**Required task**.
Report the count of lines below that include "regularization", without any other text.

**Record extracts**.
________________________________________

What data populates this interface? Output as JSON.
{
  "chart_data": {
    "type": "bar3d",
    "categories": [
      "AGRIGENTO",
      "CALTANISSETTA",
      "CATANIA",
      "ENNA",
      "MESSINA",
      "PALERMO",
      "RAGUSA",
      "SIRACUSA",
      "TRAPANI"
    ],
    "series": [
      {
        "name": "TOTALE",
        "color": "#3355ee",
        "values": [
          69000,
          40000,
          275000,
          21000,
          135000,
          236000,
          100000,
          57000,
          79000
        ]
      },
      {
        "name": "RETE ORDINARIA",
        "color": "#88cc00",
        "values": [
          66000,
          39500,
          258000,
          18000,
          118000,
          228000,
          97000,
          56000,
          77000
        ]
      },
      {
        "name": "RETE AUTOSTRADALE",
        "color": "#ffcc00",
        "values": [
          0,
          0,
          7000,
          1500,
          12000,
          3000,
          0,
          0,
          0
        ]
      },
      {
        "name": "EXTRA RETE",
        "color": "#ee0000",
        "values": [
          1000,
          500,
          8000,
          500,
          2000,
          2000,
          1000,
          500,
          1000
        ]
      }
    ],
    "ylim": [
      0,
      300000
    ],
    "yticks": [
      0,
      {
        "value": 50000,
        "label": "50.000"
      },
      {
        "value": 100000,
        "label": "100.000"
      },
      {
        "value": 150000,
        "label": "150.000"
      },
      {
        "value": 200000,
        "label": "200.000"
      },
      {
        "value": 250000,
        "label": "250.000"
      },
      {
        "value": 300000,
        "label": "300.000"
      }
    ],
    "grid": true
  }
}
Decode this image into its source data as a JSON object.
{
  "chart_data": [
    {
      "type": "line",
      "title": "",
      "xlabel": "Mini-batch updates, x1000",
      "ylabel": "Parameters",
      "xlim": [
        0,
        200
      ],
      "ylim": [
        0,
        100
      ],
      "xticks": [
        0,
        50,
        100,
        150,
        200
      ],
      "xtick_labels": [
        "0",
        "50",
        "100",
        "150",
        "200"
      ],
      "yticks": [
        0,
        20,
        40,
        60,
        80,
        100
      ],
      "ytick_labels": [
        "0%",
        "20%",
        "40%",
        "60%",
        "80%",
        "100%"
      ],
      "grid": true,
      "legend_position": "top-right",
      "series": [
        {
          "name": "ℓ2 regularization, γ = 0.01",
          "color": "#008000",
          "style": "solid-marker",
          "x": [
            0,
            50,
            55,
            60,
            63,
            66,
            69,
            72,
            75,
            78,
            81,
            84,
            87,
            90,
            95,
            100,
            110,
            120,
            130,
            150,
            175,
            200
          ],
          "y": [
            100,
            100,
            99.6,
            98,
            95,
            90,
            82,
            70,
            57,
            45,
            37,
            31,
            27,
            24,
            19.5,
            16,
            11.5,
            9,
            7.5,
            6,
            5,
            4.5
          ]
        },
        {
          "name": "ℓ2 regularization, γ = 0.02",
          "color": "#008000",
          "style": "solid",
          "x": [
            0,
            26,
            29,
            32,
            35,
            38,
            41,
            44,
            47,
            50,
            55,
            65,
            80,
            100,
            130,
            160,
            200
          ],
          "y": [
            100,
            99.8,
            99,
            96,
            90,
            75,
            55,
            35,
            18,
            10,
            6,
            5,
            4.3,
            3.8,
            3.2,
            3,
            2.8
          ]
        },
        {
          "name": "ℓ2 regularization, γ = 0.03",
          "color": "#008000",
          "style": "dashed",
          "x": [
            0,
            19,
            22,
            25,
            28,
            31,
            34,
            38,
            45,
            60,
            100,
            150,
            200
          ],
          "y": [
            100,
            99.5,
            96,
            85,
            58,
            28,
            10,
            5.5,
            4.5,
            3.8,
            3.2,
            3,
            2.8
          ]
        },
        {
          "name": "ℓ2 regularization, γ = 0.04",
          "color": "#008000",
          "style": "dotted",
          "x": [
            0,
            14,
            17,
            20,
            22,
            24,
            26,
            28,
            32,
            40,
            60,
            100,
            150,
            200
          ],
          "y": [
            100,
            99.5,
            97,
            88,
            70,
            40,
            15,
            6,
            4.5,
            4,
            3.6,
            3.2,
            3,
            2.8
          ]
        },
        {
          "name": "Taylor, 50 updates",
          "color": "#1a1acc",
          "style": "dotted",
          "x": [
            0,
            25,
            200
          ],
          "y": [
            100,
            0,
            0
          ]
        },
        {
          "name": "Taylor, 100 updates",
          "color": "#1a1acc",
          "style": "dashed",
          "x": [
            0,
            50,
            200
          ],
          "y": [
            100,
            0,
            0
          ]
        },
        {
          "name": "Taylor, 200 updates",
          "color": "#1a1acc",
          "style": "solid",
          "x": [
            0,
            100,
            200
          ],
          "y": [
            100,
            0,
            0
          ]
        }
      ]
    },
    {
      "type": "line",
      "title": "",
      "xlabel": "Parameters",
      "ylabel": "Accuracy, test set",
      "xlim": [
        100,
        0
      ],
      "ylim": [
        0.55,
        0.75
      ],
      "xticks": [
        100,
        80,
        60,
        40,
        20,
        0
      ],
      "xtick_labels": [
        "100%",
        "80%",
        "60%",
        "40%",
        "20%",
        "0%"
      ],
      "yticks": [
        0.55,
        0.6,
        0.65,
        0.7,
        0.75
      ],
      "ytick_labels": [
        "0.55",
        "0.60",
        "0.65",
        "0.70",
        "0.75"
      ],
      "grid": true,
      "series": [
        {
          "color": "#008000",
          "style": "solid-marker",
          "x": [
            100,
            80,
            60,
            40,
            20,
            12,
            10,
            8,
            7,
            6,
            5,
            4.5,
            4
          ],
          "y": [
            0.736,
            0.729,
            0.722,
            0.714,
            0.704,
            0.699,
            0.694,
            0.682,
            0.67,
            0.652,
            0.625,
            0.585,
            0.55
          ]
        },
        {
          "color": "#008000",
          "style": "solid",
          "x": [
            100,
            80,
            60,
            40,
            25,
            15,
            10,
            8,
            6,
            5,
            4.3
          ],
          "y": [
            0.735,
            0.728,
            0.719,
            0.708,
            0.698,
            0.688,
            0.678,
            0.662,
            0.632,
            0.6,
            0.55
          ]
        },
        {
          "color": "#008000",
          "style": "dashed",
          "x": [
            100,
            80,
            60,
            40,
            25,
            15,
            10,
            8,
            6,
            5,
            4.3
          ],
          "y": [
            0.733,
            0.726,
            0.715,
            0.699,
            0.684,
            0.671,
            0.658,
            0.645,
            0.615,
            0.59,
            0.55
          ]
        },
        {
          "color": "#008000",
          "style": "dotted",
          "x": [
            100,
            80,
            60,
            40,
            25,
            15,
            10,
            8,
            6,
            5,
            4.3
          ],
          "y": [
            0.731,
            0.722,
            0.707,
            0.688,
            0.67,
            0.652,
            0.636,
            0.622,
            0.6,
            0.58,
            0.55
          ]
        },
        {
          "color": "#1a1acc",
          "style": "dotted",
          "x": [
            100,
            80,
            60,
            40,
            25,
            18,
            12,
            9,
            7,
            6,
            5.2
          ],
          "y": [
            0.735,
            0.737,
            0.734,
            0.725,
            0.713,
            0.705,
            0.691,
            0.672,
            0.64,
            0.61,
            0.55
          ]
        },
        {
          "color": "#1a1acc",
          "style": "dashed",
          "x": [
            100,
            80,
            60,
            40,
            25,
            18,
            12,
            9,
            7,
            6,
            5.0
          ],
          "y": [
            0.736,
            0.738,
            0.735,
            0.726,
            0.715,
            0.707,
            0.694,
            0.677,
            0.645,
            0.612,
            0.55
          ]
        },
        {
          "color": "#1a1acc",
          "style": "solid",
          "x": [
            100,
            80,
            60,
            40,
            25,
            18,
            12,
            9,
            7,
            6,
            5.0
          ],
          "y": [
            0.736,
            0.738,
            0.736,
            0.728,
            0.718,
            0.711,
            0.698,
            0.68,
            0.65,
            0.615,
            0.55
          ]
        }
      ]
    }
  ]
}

________________________________________

**Output below**.
4